### Prompt
Report every line in the listing below where the string "name" shows up.

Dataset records
________________________________________
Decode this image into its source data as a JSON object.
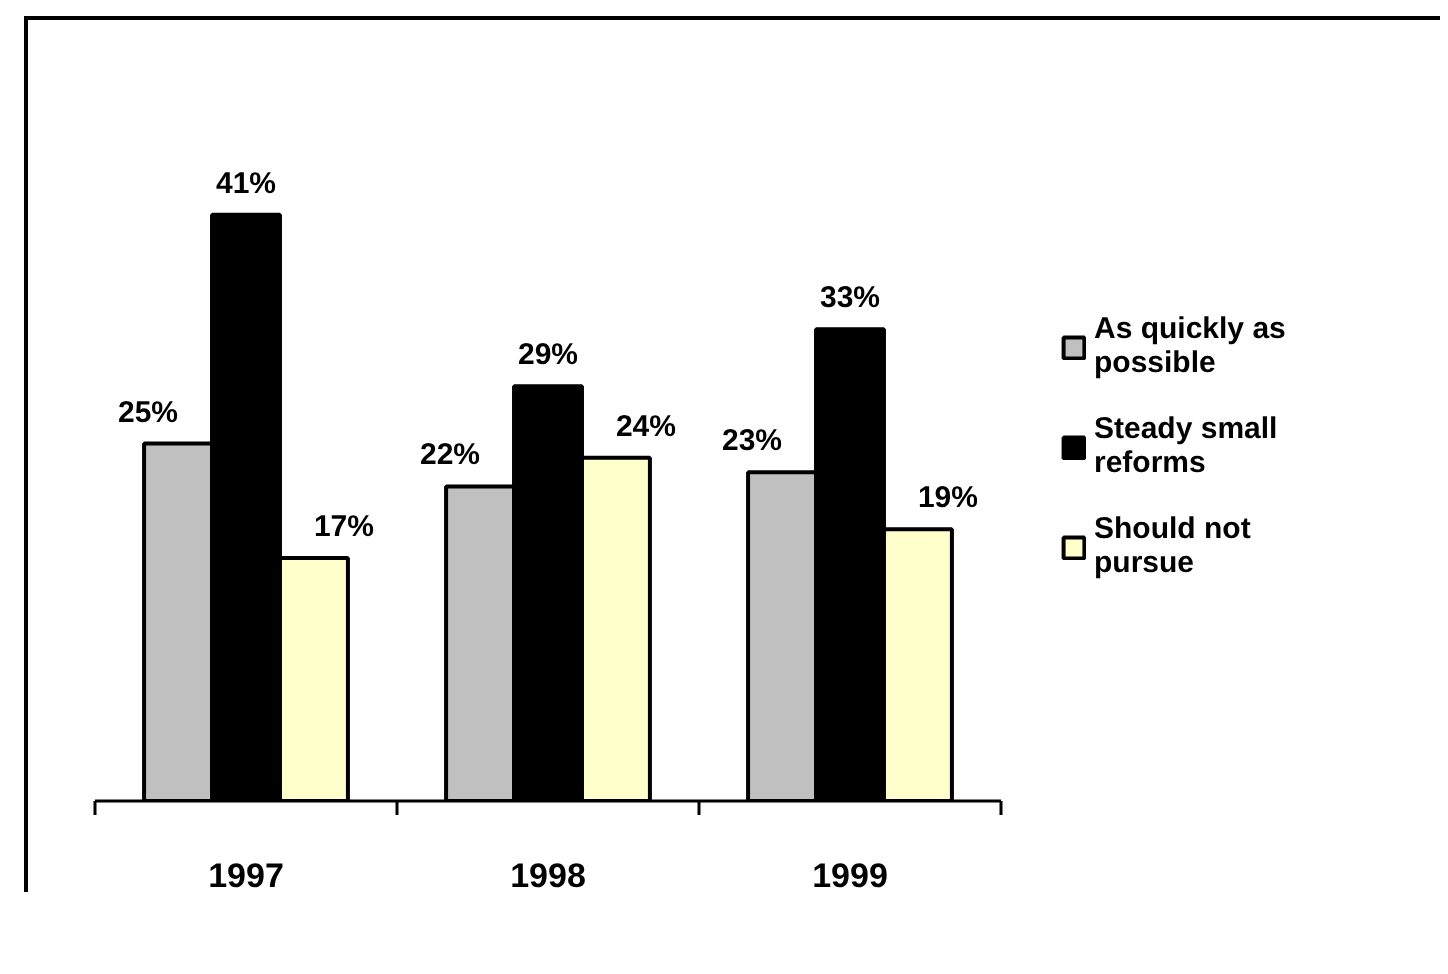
{
  "chart_data": {
    "type": "bar",
    "categories": [
      "1997",
      "1998",
      "1999"
    ],
    "series": [
      {
        "name": "As quickly as possible",
        "color": "#c0c0c0",
        "values": [
          25,
          22,
          23
        ],
        "value_labels": [
          "25%",
          "22%",
          "23%"
        ]
      },
      {
        "name": "Steady small reforms",
        "color": "#000000",
        "values": [
          41,
          29,
          33
        ],
        "value_labels": [
          "41%",
          "29%",
          "33%"
        ]
      },
      {
        "name": "Should not pursue",
        "color": "#ffffcc",
        "values": [
          17,
          24,
          19
        ],
        "value_labels": [
          "17%",
          "24%",
          "19%"
        ]
      }
    ],
    "legend": "right",
    "grid": false
  }
}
________________________________________
### Task solution
        "name": "As quickly as possible",
        "name": "Steady small reforms",
        "name": "Should not pursue",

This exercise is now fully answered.